Data extract
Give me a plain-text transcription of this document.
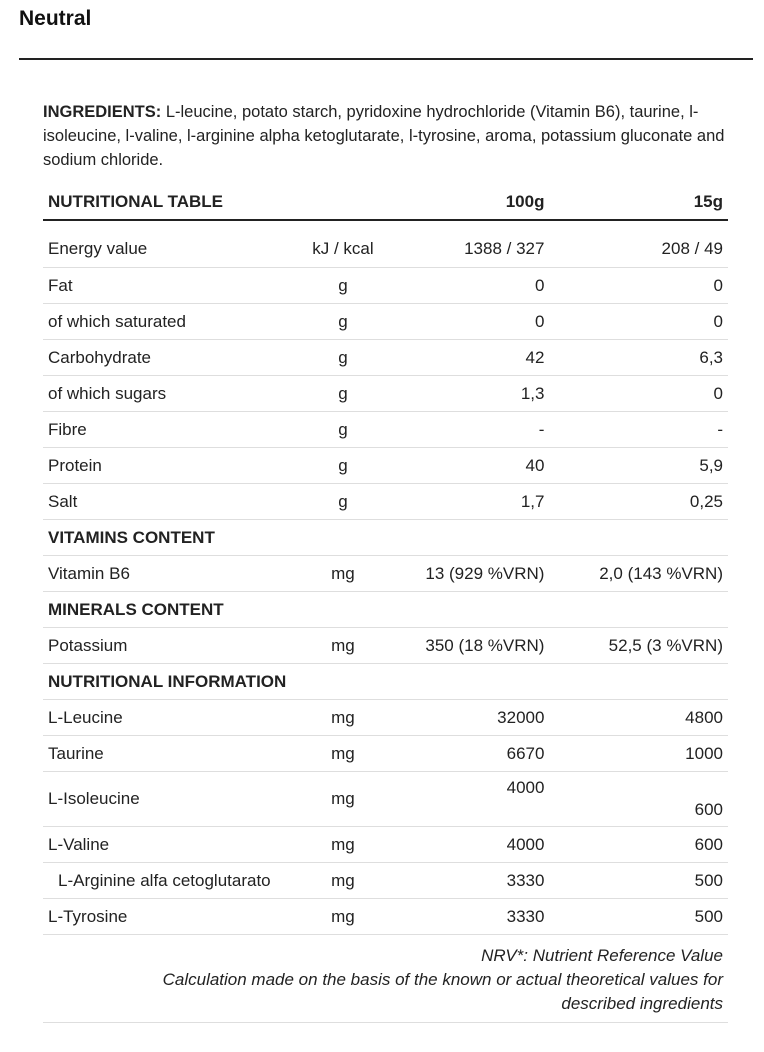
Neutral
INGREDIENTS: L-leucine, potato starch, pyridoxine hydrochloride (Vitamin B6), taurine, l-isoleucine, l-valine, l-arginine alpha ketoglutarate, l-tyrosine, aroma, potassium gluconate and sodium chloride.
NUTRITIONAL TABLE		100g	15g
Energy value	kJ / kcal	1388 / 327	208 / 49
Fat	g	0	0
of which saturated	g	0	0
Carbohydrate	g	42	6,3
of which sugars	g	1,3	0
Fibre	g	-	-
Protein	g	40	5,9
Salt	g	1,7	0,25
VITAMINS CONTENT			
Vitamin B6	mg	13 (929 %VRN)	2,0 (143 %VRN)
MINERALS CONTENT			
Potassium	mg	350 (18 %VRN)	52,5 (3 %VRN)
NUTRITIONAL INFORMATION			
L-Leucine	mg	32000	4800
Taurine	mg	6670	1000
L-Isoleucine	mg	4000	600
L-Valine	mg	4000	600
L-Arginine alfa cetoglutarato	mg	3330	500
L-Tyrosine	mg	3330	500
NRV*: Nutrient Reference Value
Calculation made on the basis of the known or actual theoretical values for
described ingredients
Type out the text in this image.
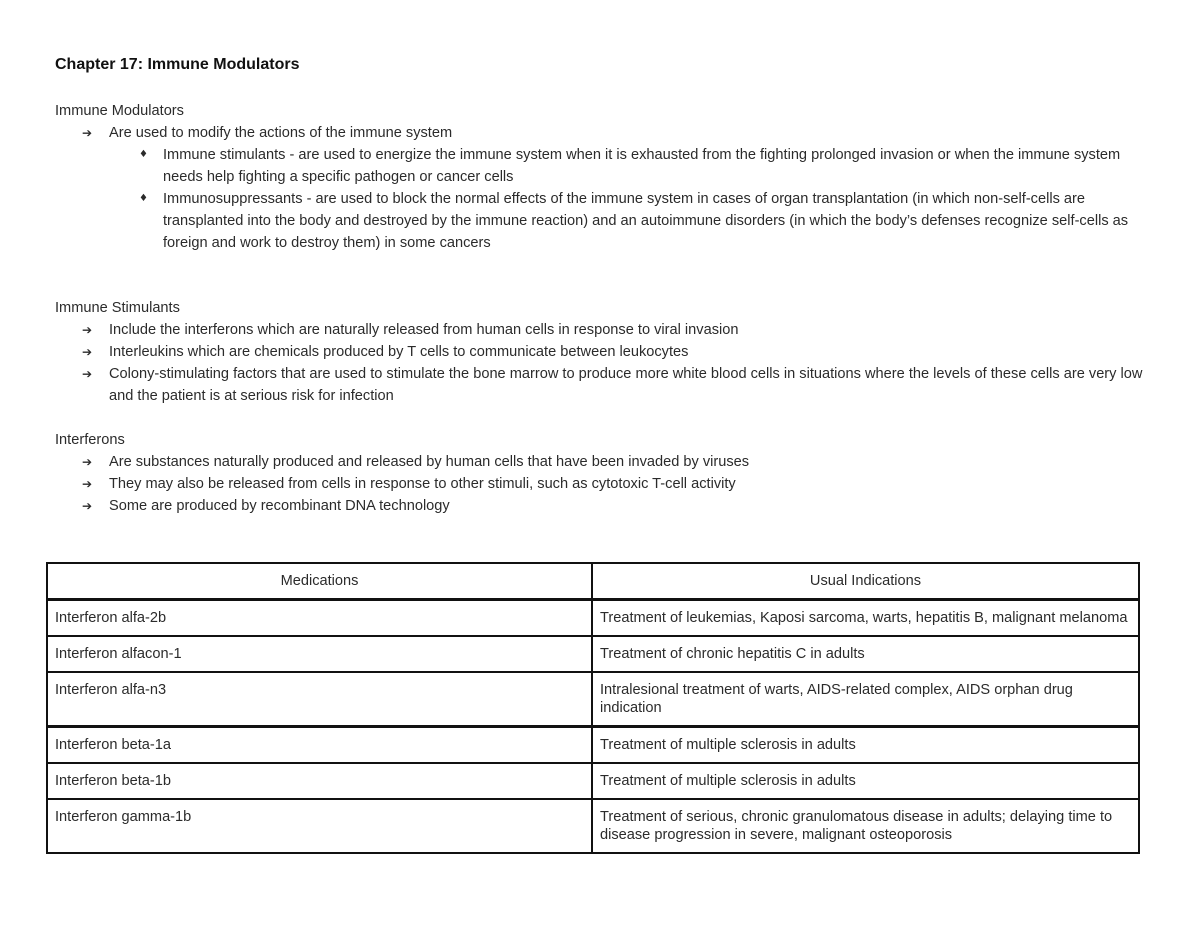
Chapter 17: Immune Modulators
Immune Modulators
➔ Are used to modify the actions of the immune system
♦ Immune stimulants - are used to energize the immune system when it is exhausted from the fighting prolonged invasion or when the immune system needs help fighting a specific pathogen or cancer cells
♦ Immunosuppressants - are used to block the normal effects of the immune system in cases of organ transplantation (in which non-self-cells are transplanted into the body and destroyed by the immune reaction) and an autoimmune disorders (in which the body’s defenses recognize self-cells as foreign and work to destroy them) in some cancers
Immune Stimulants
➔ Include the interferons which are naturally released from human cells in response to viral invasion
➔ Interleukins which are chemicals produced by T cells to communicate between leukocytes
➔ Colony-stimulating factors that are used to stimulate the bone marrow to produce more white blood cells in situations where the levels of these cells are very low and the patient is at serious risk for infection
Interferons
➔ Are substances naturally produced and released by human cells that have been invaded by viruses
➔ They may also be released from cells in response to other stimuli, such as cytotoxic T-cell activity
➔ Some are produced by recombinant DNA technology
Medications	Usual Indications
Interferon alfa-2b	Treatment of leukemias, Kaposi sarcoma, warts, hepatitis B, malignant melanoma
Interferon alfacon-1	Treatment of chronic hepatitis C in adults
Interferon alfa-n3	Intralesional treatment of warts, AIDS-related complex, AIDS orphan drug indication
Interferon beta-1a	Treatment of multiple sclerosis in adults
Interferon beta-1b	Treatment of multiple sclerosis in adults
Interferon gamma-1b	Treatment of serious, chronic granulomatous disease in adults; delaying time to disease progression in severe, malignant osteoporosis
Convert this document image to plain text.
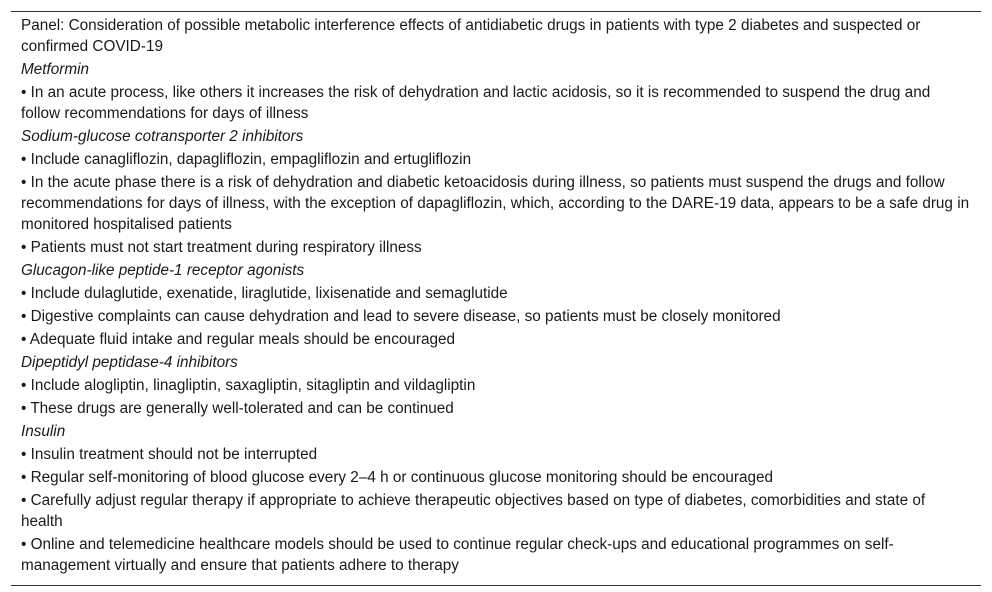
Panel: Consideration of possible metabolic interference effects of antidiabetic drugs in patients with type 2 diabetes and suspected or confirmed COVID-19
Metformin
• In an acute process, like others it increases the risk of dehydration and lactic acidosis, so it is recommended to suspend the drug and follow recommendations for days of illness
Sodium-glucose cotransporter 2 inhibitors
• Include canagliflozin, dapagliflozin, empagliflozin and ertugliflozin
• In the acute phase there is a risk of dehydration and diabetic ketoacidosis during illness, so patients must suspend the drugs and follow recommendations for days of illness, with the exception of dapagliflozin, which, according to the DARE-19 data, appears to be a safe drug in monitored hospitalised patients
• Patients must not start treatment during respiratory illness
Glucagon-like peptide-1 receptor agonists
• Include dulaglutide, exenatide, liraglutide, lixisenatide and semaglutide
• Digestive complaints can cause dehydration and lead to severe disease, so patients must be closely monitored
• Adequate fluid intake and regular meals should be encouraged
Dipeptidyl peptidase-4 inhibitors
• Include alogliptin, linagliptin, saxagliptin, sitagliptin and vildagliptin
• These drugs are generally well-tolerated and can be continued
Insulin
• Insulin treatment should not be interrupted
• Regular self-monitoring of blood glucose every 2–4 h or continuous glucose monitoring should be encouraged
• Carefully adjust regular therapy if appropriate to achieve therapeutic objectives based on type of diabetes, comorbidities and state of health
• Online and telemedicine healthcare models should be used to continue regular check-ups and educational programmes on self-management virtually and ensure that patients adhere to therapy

Work order
In the records above, how many lines contain the string "response"? Only that number should be written.

Answer to the exercise
2